[Raw records]
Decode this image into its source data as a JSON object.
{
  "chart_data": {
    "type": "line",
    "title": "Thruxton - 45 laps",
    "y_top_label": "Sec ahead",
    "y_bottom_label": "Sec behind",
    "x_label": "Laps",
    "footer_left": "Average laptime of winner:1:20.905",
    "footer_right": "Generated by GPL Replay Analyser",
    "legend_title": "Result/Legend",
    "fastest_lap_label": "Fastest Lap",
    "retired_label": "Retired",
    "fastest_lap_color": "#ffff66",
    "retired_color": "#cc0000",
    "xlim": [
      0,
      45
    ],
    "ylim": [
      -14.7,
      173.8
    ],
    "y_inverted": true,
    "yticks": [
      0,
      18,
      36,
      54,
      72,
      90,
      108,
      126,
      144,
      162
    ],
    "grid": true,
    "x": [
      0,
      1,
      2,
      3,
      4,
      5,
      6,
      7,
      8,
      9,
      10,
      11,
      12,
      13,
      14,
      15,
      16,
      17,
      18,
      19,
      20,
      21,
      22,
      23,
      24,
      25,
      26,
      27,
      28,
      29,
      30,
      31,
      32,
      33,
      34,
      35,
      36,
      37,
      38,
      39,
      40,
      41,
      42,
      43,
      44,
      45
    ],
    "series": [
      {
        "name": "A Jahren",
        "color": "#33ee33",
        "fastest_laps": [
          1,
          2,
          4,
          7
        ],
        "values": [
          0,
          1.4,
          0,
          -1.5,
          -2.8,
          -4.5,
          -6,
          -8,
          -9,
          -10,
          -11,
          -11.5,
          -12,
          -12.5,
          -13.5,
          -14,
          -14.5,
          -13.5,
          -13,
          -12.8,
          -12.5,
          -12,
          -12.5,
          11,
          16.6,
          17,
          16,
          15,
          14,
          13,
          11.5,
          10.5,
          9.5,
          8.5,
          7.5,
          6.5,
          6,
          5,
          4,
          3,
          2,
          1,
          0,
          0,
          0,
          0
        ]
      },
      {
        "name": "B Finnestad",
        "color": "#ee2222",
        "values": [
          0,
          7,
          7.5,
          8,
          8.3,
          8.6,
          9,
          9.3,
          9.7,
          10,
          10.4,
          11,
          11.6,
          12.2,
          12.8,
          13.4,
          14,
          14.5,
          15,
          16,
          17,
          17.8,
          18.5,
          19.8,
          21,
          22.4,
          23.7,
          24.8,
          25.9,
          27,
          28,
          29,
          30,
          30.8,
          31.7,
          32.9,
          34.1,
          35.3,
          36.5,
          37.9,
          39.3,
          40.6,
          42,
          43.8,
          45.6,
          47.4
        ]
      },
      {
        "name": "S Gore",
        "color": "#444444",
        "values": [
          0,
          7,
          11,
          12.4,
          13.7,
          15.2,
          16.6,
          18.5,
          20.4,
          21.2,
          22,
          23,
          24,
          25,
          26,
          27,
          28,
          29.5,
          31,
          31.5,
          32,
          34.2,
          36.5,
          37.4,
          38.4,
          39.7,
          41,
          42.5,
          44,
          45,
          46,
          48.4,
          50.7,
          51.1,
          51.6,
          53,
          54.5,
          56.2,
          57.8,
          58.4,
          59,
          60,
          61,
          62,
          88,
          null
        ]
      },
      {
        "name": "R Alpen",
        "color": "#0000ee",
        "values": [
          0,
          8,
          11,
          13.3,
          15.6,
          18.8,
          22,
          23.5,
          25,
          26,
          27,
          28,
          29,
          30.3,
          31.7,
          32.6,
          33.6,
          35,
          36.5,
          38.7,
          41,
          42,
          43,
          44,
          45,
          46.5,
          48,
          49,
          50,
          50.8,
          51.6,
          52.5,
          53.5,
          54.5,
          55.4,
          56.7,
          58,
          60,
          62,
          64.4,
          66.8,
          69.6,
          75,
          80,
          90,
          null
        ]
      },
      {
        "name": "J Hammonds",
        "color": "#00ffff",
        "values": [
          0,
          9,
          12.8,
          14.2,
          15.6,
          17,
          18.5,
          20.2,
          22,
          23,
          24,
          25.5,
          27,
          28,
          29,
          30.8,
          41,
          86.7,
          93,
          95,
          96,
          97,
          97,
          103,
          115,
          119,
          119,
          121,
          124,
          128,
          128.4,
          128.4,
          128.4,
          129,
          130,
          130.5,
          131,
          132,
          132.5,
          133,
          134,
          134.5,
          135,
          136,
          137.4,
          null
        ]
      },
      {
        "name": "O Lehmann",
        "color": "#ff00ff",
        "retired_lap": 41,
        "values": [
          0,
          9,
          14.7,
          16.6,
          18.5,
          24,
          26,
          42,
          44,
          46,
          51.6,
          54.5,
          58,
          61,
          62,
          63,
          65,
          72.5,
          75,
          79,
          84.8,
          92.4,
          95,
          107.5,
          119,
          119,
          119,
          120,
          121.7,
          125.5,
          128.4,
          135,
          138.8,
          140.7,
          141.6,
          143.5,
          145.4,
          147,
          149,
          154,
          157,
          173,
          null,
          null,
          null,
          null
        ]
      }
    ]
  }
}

#### INSTRUCTION
Restate the records, all of them, precisely as written.

#### WRITTEN ANSWER
Decode this image into its source data as a JSON object.
{
  "chart_data": {
    "type": "line",
    "title": "Thruxton - 45 laps",
    "y_top_label": "Sec ahead",
    "y_bottom_label": "Sec behind",
    "x_label": "Laps",
    "footer_left": "Average laptime of winner:1:20.905",
    "footer_right": "Generated by GPL Replay Analyser",
    "legend_title": "Result/Legend",
    "fastest_lap_label": "Fastest Lap",
    "retired_label": "Retired",
    "fastest_lap_color": "#ffff66",
    "retired_color": "#cc0000",
    "xlim": [
      0,
      45
    ],
    "ylim": [
      -14.7,
      173.8
    ],
    "y_inverted": true,
    "yticks": [
      0,
      18,
      36,
      54,
      72,
      90,
      108,
      126,
      144,
      162
    ],
    "grid": true,
    "x": [
      0,
      1,
      2,
      3,
      4,
      5,
      6,
      7,
      8,
      9,
      10,
      11,
      12,
      13,
      14,
      15,
      16,
      17,
      18,
      19,
      20,
      21,
      22,
      23,
      24,
      25,
      26,
      27,
      28,
      29,
      30,
      31,
      32,
      33,
      34,
      35,
      36,
      37,
      38,
      39,
      40,
      41,
      42,
      43,
      44,
      45
    ],
    "series": [
      {
        "name": "A Jahren",
        "color": "#33ee33",
        "fastest_laps": [
          1,
          2,
          4,
          7
        ],
        "values": [
          0,
          1.4,
          0,
          -1.5,
          -2.8,
          -4.5,
          -6,
          -8,
          -9,
          -10,
          -11,
          -11.5,
          -12,
          -12.5,
          -13.5,
          -14,
          -14.5,
          -13.5,
          -13,
          -12.8,
          -12.5,
          -12,
          -12.5,
          11,
          16.6,
          17,
          16,
          15,
          14,
          13,
          11.5,
          10.5,
          9.5,
          8.5,
          7.5,
          6.5,
          6,
          5,
          4,
          3,
          2,
          1,
          0,
          0,
          0,
          0
        ]
      },
      {
        "name": "B Finnestad",
        "color": "#ee2222",
        "values": [
          0,
          7,
          7.5,
          8,
          8.3,
          8.6,
          9,
          9.3,
          9.7,
          10,
          10.4,
          11,
          11.6,
          12.2,
          12.8,
          13.4,
          14,
          14.5,
          15,
          16,
          17,
          17.8,
          18.5,
          19.8,
          21,
          22.4,
          23.7,
          24.8,
          25.9,
          27,
          28,
          29,
          30,
          30.8,
          31.7,
          32.9,
          34.1,
          35.3,
          36.5,
          37.9,
          39.3,
          40.6,
          42,
          43.8,
          45.6,
          47.4
        ]
      },
      {
        "name": "S Gore",
        "color": "#444444",
        "values": [
          0,
          7,
          11,
          12.4,
          13.7,
          15.2,
          16.6,
          18.5,
          20.4,
          21.2,
          22,
          23,
          24,
          25,
          26,
          27,
          28,
          29.5,
          31,
          31.5,
          32,
          34.2,
          36.5,
          37.4,
          38.4,
          39.7,
          41,
          42.5,
          44,
          45,
          46,
          48.4,
          50.7,
          51.1,
          51.6,
          53,
          54.5,
          56.2,
          57.8,
          58.4,
          59,
          60,
          61,
          62,
          88,
          null
        ]
      },
      {
        "name": "R Alpen",
        "color": "#0000ee",
        "values": [
          0,
          8,
          11,
          13.3,
          15.6,
          18.8,
          22,
          23.5,
          25,
          26,
          27,
          28,
          29,
          30.3,
          31.7,
          32.6,
          33.6,
          35,
          36.5,
          38.7,
          41,
          42,
          43,
          44,
          45,
          46.5,
          48,
          49,
          50,
          50.8,
          51.6,
          52.5,
          53.5,
          54.5,
          55.4,
          56.7,
          58,
          60,
          62,
          64.4,
          66.8,
          69.6,
          75,
          80,
          90,
          null
        ]
      },
      {
        "name": "J Hammonds",
        "color": "#00ffff",
        "values": [
          0,
          9,
          12.8,
          14.2,
          15.6,
          17,
          18.5,
          20.2,
          22,
          23,
          24,
          25.5,
          27,
          28,
          29,
          30.8,
          41,
          86.7,
          93,
          95,
          96,
          97,
          97,
          103,
          115,
          119,
          119,
          121,
          124,
          128,
          128.4,
          128.4,
          128.4,
          129,
          130,
          130.5,
          131,
          132,
          132.5,
          133,
          134,
          134.5,
          135,
          136,
          137.4,
          null
        ]
      },
      {
        "name": "O Lehmann",
        "color": "#ff00ff",
        "retired_lap": 41,
        "values": [
          0,
          9,
          14.7,
          16.6,
          18.5,
          24,
          26,
          42,
          44,
          46,
          51.6,
          54.5,
          58,
          61,
          62,
          63,
          65,
          72.5,
          75,
          79,
          84.8,
          92.4,
          95,
          107.5,
          119,
          119,
          119,
          120,
          121.7,
          125.5,
          128.4,
          135,
          138.8,
          140.7,
          141.6,
          143.5,
          145.4,
          147,
          149,
          154,
          157,
          173,
          null,
          null,
          null,
          null
        ]
      }
    ]
  }
}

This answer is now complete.